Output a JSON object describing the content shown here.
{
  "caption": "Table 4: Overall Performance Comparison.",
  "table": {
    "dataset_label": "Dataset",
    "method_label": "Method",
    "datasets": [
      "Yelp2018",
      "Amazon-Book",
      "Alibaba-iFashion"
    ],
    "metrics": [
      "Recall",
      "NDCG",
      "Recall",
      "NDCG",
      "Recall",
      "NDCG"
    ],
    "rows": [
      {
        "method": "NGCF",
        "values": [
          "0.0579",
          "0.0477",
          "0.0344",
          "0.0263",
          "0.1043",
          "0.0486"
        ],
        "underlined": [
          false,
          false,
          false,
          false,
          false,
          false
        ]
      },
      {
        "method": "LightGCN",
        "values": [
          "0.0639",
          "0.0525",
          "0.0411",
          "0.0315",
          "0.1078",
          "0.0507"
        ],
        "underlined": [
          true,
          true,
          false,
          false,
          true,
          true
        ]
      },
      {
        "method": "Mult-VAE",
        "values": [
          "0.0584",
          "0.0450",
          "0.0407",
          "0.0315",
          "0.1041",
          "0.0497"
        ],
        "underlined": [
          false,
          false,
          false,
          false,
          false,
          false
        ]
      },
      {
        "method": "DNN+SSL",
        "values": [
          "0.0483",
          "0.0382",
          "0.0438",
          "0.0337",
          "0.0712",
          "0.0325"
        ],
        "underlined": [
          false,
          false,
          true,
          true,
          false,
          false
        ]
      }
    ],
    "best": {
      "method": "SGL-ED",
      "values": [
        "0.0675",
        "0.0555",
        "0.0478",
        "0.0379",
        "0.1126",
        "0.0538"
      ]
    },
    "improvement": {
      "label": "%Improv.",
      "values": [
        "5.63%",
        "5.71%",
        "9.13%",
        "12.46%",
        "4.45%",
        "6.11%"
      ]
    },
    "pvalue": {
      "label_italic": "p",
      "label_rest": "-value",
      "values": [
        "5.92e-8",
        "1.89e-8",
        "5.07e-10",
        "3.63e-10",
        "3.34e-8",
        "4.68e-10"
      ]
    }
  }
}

### Description of the task
The lines above should be duplicated exactly.

### Solution below
Output a JSON object describing the content shown here.
{
  "caption": "Table 4: Overall Performance Comparison.",
  "table": {
    "dataset_label": "Dataset",
    "method_label": "Method",
    "datasets": [
      "Yelp2018",
      "Amazon-Book",
      "Alibaba-iFashion"
    ],
    "metrics": [
      "Recall",
      "NDCG",
      "Recall",
      "NDCG",
      "Recall",
      "NDCG"
    ],
    "rows": [
      {
        "method": "NGCF",
        "values": [
          "0.0579",
          "0.0477",
          "0.0344",
          "0.0263",
          "0.1043",
          "0.0486"
        ],
        "underlined": [
          false,
          false,
          false,
          false,
          false,
          false
        ]
      },
      {
        "method": "LightGCN",
        "values": [
          "0.0639",
          "0.0525",
          "0.0411",
          "0.0315",
          "0.1078",
          "0.0507"
        ],
        "underlined": [
          true,
          true,
          false,
          false,
          true,
          true
        ]
      },
      {
        "method": "Mult-VAE",
        "values": [
          "0.0584",
          "0.0450",
          "0.0407",
          "0.0315",
          "0.1041",
          "0.0497"
        ],
        "underlined": [
          false,
          false,
          false,
          false,
          false,
          false
        ]
      },
      {
        "method": "DNN+SSL",
        "values": [
          "0.0483",
          "0.0382",
          "0.0438",
          "0.0337",
          "0.0712",
          "0.0325"
        ],
        "underlined": [
          false,
          false,
          true,
          true,
          false,
          false
        ]
      }
    ],
    "best": {
      "method": "SGL-ED",
      "values": [
        "0.0675",
        "0.0555",
        "0.0478",
        "0.0379",
        "0.1126",
        "0.0538"
      ]
    },
    "improvement": {
      "label": "%Improv.",
      "values": [
        "5.63%",
        "5.71%",
        "9.13%",
        "12.46%",
        "4.45%",
        "6.11%"
      ]
    },
    "pvalue": {
      "label_italic": "p",
      "label_rest": "-value",
      "values": [
        "5.92e-8",
        "1.89e-8",
        "5.07e-10",
        "3.63e-10",
        "3.34e-8",
        "4.68e-10"
      ]
    }
  }
}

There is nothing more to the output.